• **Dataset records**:

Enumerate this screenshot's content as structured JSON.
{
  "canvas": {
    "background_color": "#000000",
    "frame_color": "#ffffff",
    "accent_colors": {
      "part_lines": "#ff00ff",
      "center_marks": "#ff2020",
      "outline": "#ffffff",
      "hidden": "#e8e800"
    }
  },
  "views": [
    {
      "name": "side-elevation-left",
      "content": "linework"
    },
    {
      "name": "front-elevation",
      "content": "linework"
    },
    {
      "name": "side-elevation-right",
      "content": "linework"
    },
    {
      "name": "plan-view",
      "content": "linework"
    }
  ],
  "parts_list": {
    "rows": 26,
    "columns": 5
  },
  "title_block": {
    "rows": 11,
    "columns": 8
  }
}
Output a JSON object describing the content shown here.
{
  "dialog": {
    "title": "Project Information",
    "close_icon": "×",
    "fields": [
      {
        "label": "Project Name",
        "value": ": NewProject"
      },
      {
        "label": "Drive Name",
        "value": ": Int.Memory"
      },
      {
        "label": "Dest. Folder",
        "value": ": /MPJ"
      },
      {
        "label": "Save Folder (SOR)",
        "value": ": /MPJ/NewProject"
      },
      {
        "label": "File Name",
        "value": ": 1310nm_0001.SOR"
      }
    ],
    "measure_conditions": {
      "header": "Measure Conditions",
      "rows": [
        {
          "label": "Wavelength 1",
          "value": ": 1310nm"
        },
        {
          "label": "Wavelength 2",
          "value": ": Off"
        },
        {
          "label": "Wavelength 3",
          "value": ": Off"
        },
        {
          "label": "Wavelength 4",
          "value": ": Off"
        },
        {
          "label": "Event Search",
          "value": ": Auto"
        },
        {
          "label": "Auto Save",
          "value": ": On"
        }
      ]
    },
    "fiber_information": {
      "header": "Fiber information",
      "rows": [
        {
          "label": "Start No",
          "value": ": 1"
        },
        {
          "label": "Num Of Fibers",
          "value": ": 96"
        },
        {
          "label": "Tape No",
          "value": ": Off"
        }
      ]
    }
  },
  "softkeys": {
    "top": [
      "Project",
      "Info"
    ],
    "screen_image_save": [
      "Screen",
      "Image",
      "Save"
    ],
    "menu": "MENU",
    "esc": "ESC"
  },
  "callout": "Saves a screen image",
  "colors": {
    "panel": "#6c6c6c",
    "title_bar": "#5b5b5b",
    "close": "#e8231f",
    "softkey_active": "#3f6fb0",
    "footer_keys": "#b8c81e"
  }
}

• **TASK DESCRIPTION**: From the records above, extract every entry exactly as given.

• **ANSWER TO THIS TASK**:
Enumerate this screenshot's content as structured JSON.
{
  "canvas": {
    "background_color": "#000000",
    "frame_color": "#ffffff",
    "accent_colors": {
      "part_lines": "#ff00ff",
      "center_marks": "#ff2020",
      "outline": "#ffffff",
      "hidden": "#e8e800"
    }
  },
  "views": [
    {
      "name": "side-elevation-left",
      "content": "linework"
    },
    {
      "name": "front-elevation",
      "content": "linework"
    },
    {
      "name": "side-elevation-right",
      "content": "linework"
    },
    {
      "name": "plan-view",
      "content": "linework"
    }
  ],
  "parts_list": {
    "rows": 26,
    "columns": 5
  },
  "title_block": {
    "rows": 11,
    "columns": 8
  }
}
Output a JSON object describing the content shown here.
{
  "dialog": {
    "title": "Project Information",
    "close_icon": "×",
    "fields": [
      {
        "label": "Project Name",
        "value": ": NewProject"
      },
      {
        "label": "Drive Name",
        "value": ": Int.Memory"
      },
      {
        "label": "Dest. Folder",
        "value": ": /MPJ"
      },
      {
        "label": "Save Folder (SOR)",
        "value": ": /MPJ/NewProject"
      },
      {
        "label": "File Name",
        "value": ": 1310nm_0001.SOR"
      }
    ],
    "measure_conditions": {
      "header": "Measure Conditions",
      "rows": [
        {
          "label": "Wavelength 1",
          "value": ": 1310nm"
        },
        {
          "label": "Wavelength 2",
          "value": ": Off"
        },
        {
          "label": "Wavelength 3",
          "value": ": Off"
        },
        {
          "label": "Wavelength 4",
          "value": ": Off"
        },
        {
          "label": "Event Search",
          "value": ": Auto"
        },
        {
          "label": "Auto Save",
          "value": ": On"
        }
      ]
    },
    "fiber_information": {
      "header": "Fiber information",
      "rows": [
        {
          "label": "Start No",
          "value": ": 1"
        },
        {
          "label": "Num Of Fibers",
          "value": ": 96"
        },
        {
          "label": "Tape No",
          "value": ": Off"
        }
      ]
    }
  },
  "softkeys": {
    "top": [
      "Project",
      "Info"
    ],
    "screen_image_save": [
      "Screen",
      "Image",
      "Save"
    ],
    "menu": "MENU",
    "esc": "ESC"
  },
  "callout": "Saves a screen image",
  "colors": {
    "panel": "#6c6c6c",
    "title_bar": "#5b5b5b",
    "close": "#e8231f",
    "softkey_active": "#3f6fb0",
    "footer_keys": "#b8c81e"
  }
}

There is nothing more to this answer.